**Extracted information:**
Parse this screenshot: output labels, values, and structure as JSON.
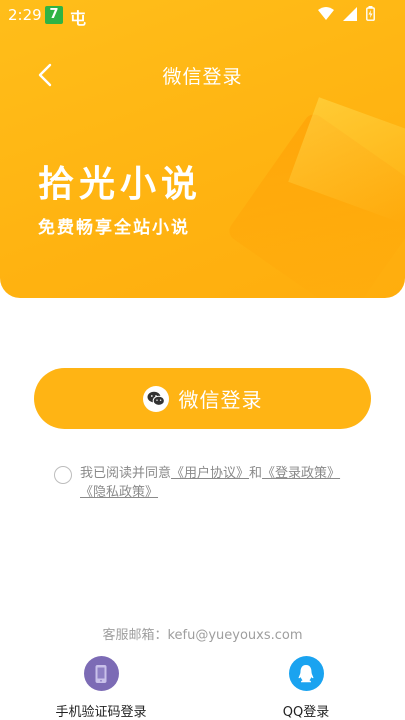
{
  "status_bar": {
    "time": "2:29",
    "badge": "7",
    "app_glyph": "屯",
    "icons": [
      "wifi-icon",
      "signal-icon",
      "battery-icon"
    ]
  },
  "header": {
    "back_icon": "chevron-left-icon",
    "title": "微信登录"
  },
  "hero": {
    "app_name": "拾光小说",
    "tagline": "免费畅享全站小说"
  },
  "wechat_login": {
    "icon": "wechat-icon",
    "label": "微信登录"
  },
  "agreement": {
    "prefix": "我已阅读并同意",
    "user_agreement": "《用户协议》",
    "conjunction": "和",
    "login_policy": "《登录政策》",
    "privacy_policy": "《隐私政策》"
  },
  "footer": {
    "service_email": "客服邮箱：kefu@yueyouxs.com",
    "phone_login": {
      "label": "手机验证码登录",
      "icon": "phone-icon"
    },
    "qq_login": {
      "label": "QQ登录",
      "icon": "qq-icon"
    }
  },
  "colors": {
    "brand": "#FFB414",
    "phone_icon_bg": "#7C6BB5",
    "qq_icon_bg": "#1AA3F0"
  }
}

**Task directions:**
Output the data exactly. Pictures don't belong in the result.

**Exercise result:**
Parse this screenshot: output labels, values, and structure as JSON.
{
  "status_bar": {
    "time": "2:29",
    "badge": "7",
    "app_glyph": "屯",
    "icons": [
      "wifi-icon",
      "signal-icon",
      "battery-icon"
    ]
  },
  "header": {
    "back_icon": "chevron-left-icon",
    "title": "微信登录"
  },
  "hero": {
    "app_name": "拾光小说",
    "tagline": "免费畅享全站小说"
  },
  "wechat_login": {
    "icon": "wechat-icon",
    "label": "微信登录"
  },
  "agreement": {
    "prefix": "我已阅读并同意",
    "user_agreement": "《用户协议》",
    "conjunction": "和",
    "login_policy": "《登录政策》",
    "privacy_policy": "《隐私政策》"
  },
  "footer": {
    "service_email": "客服邮箱：kefu@yueyouxs.com",
    "phone_login": {
      "label": "手机验证码登录",
      "icon": "phone-icon"
    },
    "qq_login": {
      "label": "QQ登录",
      "icon": "qq-icon"
    }
  },
  "colors": {
    "brand": "#FFB414",
    "phone_icon_bg": "#7C6BB5",
    "qq_icon_bg": "#1AA3F0"
  }
}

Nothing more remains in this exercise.